> **Written exercise**:
Copy down all of the data underneath, exactly as shown.

-- start Supplied records --

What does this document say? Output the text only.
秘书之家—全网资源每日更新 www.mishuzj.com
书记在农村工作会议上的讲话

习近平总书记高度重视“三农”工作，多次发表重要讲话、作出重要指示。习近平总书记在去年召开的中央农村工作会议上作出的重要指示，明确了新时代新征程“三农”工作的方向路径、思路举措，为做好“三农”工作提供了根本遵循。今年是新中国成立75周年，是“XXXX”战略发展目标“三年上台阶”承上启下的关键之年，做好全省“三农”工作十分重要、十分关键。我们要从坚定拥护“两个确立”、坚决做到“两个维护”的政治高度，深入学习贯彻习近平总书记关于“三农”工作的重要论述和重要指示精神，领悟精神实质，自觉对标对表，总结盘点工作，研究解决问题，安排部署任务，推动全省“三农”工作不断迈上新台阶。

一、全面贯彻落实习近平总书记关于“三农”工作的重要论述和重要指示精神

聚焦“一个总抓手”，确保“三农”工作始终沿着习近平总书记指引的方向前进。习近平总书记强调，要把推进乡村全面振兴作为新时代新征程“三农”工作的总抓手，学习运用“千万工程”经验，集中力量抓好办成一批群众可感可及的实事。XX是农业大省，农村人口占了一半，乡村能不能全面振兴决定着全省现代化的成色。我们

-- end Supplied records --

> **Response to the exercise**:
What does this document say? Output the text only.
秘书之家—全网资源每日更新 www.mishuzj.com
书记在农村工作会议上的讲话

习近平总书记高度重视“三农”工作，多次发表重要讲话、作出重要指示。习近平总书记在去年召开的中央农村工作会议上作出的重要指示，明确了新时代新征程“三农”工作的方向路径、思路举措，为做好“三农”工作提供了根本遵循。今年是新中国成立75周年，是“XXXX”战略发展目标“三年上台阶”承上启下的关键之年，做好全省“三农”工作十分重要、十分关键。我们要从坚定拥护“两个确立”、坚决做到“两个维护”的政治高度，深入学习贯彻习近平总书记关于“三农”工作的重要论述和重要指示精神，领悟精神实质，自觉对标对表，总结盘点工作，研究解决问题，安排部署任务，推动全省“三农”工作不断迈上新台阶。

一、全面贯彻落实习近平总书记关于“三农”工作的重要论述和重要指示精神

聚焦“一个总抓手”，确保“三农”工作始终沿着习近平总书记指引的方向前进。习近平总书记强调，要把推进乡村全面振兴作为新时代新征程“三农”工作的总抓手，学习运用“千万工程”经验，集中力量抓好办成一批群众可感可及的实事。XX是农业大省，农村人口占了一半，乡村能不能全面振兴决定着全省现代化的成色。我们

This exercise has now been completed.